Reproduce verbatim the data lines between the line holding "app-tile-top-left [146, 106, 206, 166]" and the line holding "Enumerate the UI", inclusive, and nothing else.
^^^^
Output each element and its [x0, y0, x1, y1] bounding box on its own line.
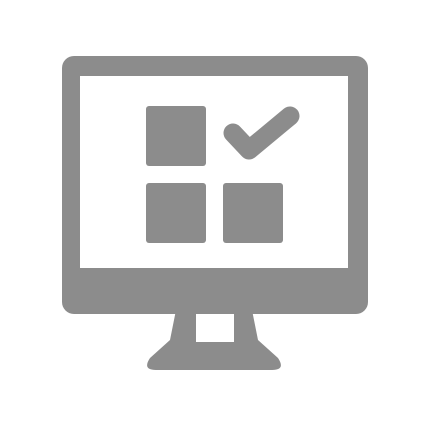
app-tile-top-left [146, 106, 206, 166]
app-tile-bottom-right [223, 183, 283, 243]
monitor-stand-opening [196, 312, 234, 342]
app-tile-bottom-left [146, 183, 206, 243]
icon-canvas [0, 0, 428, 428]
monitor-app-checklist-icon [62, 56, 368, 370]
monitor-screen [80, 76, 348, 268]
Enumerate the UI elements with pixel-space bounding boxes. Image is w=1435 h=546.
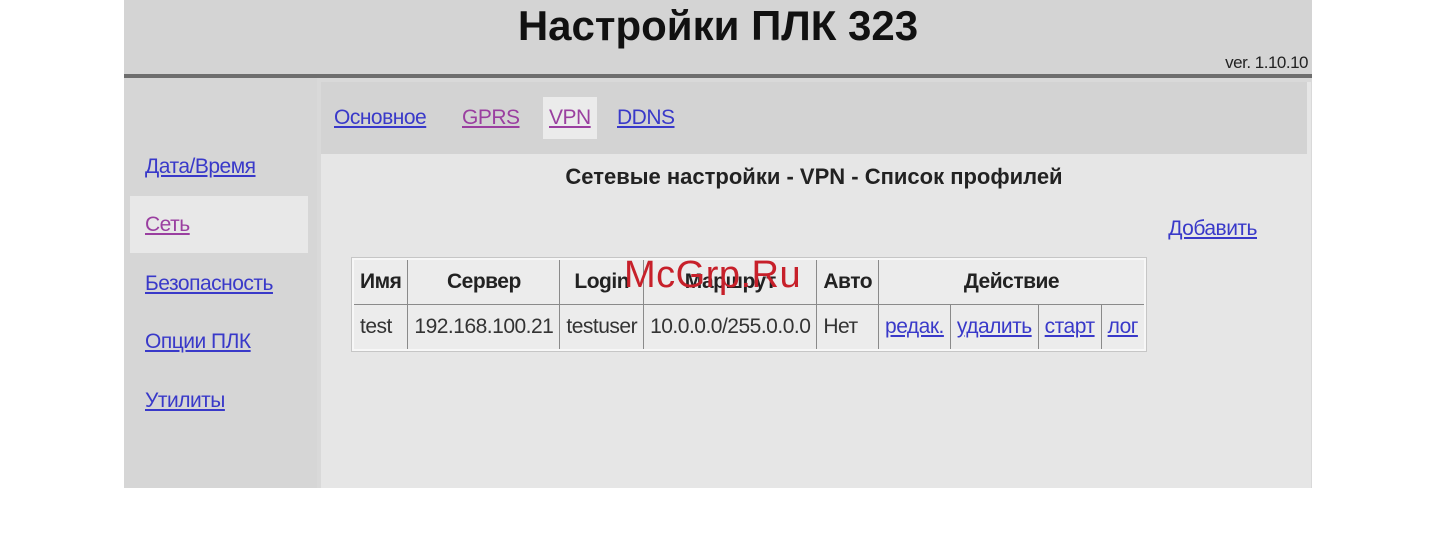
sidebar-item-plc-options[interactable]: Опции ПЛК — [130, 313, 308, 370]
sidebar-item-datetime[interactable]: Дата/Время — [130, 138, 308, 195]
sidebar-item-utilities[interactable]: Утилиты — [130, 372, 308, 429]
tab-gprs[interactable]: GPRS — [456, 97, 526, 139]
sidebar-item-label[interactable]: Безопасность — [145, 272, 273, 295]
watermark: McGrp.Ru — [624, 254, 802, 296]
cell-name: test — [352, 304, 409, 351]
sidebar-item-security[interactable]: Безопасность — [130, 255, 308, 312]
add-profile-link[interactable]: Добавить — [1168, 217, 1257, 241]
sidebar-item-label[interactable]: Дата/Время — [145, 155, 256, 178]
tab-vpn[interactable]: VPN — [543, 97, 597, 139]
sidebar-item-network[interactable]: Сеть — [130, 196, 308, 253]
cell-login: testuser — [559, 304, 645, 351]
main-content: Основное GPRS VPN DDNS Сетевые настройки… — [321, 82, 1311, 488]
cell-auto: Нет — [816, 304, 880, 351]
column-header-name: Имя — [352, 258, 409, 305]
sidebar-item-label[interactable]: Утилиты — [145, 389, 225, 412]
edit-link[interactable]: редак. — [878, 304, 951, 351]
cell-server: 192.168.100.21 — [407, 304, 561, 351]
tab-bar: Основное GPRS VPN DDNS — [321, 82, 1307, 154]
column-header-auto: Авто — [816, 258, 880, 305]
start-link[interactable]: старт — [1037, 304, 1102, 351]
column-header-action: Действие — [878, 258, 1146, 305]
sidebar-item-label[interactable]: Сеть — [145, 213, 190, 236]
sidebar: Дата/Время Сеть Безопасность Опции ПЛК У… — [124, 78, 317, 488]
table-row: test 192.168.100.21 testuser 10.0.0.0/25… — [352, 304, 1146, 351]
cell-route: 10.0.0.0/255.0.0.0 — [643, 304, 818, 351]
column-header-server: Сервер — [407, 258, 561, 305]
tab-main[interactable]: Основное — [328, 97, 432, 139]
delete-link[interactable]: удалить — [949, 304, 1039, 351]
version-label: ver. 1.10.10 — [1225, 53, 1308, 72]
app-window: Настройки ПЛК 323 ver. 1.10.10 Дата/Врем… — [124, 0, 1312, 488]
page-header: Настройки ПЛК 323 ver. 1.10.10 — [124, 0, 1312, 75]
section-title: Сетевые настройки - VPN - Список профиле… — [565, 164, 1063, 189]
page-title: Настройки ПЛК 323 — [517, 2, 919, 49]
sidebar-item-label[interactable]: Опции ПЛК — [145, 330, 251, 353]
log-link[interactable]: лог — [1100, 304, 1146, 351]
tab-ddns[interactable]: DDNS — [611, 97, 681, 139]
^^^^
• Solution for this task:
app-tile-top-left [146, 106, 206, 166]
app-tile-bottom-right [223, 183, 283, 243]
monitor-stand-opening [196, 312, 234, 342]
app-tile-bottom-left [146, 183, 206, 243]
icon-canvas [0, 0, 428, 428]
monitor-app-checklist-icon [62, 56, 368, 370]
monitor-screen [80, 76, 348, 268]
Enumerate the UI elements with pixel-space bounding boxes. Image is w=1435 h=546.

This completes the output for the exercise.